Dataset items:
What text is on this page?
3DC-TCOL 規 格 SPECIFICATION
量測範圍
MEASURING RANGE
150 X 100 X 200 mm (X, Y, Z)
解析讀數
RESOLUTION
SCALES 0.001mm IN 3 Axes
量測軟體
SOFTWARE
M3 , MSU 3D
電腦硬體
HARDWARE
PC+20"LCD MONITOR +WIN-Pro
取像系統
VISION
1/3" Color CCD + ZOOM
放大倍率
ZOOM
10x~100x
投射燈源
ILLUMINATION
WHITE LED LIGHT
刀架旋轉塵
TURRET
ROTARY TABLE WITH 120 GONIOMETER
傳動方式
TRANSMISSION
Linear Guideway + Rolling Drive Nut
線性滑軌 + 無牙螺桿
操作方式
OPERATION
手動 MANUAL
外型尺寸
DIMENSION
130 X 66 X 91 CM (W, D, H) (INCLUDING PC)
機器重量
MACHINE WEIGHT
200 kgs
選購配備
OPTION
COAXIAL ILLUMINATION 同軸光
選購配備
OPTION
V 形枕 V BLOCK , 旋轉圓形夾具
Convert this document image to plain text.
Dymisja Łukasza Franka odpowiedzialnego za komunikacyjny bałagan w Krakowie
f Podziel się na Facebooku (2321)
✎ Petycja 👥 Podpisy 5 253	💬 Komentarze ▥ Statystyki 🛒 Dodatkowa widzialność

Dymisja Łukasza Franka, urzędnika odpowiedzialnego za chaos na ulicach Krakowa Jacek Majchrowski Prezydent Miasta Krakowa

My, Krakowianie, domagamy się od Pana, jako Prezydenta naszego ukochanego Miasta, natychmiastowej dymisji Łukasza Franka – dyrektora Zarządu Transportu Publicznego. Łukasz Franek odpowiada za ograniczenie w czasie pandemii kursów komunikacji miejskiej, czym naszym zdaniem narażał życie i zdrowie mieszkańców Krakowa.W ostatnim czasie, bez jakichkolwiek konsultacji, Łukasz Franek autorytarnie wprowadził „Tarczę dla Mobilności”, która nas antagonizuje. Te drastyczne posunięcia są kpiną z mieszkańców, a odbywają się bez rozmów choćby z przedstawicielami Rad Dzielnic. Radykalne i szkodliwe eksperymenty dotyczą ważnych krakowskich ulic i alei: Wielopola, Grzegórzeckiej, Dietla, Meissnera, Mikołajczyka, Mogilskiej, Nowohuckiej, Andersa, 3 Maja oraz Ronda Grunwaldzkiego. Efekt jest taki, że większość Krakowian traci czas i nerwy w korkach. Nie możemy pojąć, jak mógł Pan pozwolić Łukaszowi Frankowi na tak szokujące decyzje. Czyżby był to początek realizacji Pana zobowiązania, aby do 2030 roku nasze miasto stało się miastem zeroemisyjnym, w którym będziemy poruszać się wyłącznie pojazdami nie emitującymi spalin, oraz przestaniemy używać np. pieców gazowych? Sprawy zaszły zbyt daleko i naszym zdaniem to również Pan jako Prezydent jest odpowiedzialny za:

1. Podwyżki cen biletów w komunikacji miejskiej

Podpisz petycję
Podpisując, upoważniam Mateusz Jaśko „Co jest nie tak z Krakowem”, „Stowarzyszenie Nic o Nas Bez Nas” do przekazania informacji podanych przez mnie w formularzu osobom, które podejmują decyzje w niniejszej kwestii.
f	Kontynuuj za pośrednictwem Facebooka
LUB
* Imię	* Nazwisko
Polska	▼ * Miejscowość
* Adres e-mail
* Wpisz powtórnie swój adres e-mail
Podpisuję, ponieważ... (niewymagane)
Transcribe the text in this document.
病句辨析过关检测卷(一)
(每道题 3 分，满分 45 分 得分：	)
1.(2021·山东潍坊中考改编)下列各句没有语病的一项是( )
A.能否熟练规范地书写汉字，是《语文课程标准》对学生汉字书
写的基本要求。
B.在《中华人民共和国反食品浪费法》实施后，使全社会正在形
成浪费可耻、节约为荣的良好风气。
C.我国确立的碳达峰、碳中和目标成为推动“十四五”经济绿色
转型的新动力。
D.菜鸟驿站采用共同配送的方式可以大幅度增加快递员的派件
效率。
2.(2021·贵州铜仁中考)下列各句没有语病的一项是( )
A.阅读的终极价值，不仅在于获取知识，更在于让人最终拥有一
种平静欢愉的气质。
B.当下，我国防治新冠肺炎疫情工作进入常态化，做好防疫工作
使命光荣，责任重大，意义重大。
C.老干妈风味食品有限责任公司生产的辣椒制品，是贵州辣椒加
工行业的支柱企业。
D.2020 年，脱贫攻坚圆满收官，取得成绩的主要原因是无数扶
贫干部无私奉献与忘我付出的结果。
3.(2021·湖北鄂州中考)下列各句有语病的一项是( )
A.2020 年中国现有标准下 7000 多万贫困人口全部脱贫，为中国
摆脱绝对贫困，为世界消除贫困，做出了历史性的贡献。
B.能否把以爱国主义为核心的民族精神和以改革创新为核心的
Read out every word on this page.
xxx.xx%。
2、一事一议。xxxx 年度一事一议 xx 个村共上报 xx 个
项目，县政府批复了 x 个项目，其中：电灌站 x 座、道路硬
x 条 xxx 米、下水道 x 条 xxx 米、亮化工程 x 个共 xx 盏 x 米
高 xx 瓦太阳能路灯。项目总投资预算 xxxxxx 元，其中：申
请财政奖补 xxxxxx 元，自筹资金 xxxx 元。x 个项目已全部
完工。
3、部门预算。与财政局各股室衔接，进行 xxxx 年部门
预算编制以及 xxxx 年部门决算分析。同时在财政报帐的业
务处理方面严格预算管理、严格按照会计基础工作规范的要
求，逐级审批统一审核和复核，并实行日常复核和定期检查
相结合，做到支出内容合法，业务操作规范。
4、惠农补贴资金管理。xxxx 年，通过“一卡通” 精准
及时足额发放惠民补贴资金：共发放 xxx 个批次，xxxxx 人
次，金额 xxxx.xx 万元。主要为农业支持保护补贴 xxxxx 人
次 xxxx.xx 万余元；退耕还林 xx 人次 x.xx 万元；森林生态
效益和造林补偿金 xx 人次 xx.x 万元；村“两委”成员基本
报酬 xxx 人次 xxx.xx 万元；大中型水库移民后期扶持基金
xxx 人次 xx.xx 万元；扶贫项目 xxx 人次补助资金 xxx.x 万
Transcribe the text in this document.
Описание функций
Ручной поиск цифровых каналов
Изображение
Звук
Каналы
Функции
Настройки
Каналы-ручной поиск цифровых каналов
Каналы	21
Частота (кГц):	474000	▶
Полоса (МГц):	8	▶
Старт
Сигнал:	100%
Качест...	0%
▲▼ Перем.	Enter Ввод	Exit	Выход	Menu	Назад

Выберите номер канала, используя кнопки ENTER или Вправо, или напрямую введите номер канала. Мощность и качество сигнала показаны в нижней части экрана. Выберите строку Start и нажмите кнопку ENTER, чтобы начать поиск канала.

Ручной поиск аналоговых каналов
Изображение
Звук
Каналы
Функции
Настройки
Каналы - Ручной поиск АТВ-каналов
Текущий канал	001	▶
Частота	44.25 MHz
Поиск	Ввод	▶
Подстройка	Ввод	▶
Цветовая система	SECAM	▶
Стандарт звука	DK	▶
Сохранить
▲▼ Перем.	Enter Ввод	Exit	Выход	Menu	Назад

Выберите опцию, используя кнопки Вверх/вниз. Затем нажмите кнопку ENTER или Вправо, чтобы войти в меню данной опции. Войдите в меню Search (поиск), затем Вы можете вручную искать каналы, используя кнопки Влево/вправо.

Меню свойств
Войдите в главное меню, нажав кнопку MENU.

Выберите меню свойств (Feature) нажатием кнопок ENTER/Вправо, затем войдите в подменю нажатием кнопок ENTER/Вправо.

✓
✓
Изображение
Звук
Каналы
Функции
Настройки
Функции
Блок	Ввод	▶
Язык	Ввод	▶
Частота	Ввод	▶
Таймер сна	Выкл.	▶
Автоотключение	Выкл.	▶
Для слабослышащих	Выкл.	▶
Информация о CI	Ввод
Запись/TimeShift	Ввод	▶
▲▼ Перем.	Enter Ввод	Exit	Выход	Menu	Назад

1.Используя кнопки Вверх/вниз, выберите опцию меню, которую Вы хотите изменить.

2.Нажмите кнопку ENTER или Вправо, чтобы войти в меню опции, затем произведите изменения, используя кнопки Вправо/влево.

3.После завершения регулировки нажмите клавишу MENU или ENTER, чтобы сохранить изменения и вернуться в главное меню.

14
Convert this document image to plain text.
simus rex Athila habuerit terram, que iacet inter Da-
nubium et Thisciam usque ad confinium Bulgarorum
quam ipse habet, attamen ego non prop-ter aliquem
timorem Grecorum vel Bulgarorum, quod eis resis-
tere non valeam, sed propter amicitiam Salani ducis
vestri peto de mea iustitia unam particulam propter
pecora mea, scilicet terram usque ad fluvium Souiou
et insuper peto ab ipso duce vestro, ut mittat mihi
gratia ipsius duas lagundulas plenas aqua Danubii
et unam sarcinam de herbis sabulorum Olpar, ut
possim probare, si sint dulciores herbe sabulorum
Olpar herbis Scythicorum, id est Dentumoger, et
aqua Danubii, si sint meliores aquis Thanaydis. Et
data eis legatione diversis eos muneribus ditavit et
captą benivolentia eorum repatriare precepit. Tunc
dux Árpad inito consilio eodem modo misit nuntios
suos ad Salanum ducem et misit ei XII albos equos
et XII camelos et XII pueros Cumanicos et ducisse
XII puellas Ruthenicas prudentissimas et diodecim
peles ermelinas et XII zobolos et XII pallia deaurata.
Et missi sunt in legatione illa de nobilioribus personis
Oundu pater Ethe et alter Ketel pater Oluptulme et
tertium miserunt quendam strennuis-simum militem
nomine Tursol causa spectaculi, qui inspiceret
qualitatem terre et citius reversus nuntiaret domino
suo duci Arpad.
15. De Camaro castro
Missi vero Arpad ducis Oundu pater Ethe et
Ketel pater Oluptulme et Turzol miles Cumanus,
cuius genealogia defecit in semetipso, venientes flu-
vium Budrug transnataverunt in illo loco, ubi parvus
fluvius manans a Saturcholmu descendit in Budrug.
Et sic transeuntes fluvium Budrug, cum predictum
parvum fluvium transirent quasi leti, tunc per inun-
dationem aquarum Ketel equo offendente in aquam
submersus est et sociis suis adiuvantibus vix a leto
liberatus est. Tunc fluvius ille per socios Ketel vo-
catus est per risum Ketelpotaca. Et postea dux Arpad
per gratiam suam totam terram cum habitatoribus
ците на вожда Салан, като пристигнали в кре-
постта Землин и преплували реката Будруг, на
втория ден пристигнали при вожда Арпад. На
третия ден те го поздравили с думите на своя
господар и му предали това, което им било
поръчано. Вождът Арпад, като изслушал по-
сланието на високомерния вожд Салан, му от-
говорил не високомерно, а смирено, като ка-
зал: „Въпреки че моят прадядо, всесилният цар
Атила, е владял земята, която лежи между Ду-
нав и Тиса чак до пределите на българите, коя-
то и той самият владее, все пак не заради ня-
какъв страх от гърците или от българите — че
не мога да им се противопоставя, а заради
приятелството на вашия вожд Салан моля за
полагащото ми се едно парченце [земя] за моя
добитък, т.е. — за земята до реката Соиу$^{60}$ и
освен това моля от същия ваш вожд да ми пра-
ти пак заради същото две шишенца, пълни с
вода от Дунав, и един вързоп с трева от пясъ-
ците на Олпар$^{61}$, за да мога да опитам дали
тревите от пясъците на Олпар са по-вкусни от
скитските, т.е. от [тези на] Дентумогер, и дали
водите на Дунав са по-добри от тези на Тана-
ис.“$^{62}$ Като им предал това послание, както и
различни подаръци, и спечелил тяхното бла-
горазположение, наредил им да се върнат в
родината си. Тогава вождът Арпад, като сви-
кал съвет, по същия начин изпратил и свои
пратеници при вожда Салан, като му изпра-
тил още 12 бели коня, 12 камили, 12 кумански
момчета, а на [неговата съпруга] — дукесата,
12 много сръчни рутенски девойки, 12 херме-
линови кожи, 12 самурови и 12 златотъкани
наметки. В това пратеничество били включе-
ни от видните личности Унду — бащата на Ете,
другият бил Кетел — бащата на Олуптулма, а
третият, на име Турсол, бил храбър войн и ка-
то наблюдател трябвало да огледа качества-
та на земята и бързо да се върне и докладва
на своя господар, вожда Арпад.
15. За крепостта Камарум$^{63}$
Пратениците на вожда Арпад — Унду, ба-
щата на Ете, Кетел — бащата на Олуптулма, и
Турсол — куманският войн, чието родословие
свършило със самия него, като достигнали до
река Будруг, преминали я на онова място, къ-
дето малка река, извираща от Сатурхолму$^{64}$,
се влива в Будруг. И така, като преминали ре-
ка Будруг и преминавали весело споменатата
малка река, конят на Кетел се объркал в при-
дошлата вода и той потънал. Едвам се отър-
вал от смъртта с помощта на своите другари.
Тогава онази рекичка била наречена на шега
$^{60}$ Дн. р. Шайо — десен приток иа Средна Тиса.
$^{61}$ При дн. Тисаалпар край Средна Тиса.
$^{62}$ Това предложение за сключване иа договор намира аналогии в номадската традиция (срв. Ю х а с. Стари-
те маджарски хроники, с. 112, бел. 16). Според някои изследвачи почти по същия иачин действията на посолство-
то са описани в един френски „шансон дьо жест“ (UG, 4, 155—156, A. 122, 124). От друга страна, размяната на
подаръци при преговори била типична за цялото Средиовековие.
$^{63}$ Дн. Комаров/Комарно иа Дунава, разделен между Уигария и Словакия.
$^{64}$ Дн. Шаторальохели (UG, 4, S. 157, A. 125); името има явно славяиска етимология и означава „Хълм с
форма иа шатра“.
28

Work to do:
Report all lines of the data that include the word "Тогава".

The reply:
родината си. Тогава вождът Арпад, като сви-
Тогава онази рекичка била наречена на шега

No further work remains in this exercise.